### EXERCISE
Could you give the data below again, exactly and completely?

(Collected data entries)

========================================

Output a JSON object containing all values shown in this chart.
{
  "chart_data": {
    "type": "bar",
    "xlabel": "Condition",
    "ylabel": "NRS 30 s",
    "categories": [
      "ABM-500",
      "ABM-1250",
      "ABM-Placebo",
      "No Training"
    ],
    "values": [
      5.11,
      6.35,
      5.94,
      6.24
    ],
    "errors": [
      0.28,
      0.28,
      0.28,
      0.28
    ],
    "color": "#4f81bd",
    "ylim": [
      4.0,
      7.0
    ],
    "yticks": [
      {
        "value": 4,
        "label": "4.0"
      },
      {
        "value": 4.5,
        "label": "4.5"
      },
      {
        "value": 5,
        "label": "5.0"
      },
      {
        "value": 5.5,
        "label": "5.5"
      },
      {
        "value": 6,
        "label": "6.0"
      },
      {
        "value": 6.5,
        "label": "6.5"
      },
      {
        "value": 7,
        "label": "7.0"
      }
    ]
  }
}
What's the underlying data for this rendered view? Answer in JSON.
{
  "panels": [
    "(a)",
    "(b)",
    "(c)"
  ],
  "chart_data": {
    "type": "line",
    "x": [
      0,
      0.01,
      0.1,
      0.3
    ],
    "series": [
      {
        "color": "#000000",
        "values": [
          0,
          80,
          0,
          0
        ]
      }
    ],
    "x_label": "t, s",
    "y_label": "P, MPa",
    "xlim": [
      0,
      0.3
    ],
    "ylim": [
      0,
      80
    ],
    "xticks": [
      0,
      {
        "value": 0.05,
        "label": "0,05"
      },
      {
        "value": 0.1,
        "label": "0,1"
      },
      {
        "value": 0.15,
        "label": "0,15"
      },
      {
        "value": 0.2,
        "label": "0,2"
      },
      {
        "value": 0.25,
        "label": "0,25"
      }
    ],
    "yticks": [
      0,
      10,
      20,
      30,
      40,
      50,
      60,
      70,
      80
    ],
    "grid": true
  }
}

========================================

### FULL SOLUTION
Output a JSON object containing all values shown in this chart.
{
  "chart_data": {
    "type": "bar",
    "xlabel": "Condition",
    "ylabel": "NRS 30 s",
    "categories": [
      "ABM-500",
      "ABM-1250",
      "ABM-Placebo",
      "No Training"
    ],
    "values": [
      5.11,
      6.35,
      5.94,
      6.24
    ],
    "errors": [
      0.28,
      0.28,
      0.28,
      0.28
    ],
    "color": "#4f81bd",
    "ylim": [
      4.0,
      7.0
    ],
    "yticks": [
      {
        "value": 4,
        "label": "4.0"
      },
      {
        "value": 4.5,
        "label": "4.5"
      },
      {
        "value": 5,
        "label": "5.0"
      },
      {
        "value": 5.5,
        "label": "5.5"
      },
      {
        "value": 6,
        "label": "6.0"
      },
      {
        "value": 6.5,
        "label": "6.5"
      },
      {
        "value": 7,
        "label": "7.0"
      }
    ]
  }
}
What's the underlying data for this rendered view? Answer in JSON.
{
  "panels": [
    "(a)",
    "(b)",
    "(c)"
  ],
  "chart_data": {
    "type": "line",
    "x": [
      0,
      0.01,
      0.1,
      0.3
    ],
    "series": [
      {
        "color": "#000000",
        "values": [
          0,
          80,
          0,
          0
        ]
      }
    ],
    "x_label": "t, s",
    "y_label": "P, MPa",
    "xlim": [
      0,
      0.3
    ],
    "ylim": [
      0,
      80
    ],
    "xticks": [
      0,
      {
        "value": 0.05,
        "label": "0,05"
      },
      {
        "value": 0.1,
        "label": "0,1"
      },
      {
        "value": 0.15,
        "label": "0,15"
      },
      {
        "value": 0.2,
        "label": "0,2"
      },
      {
        "value": 0.25,
        "label": "0,25"
      }
    ],
    "yticks": [
      0,
      10,
      20,
      30,
      40,
      50,
      60,
      70,
      80
    ],
    "grid": true
  }
}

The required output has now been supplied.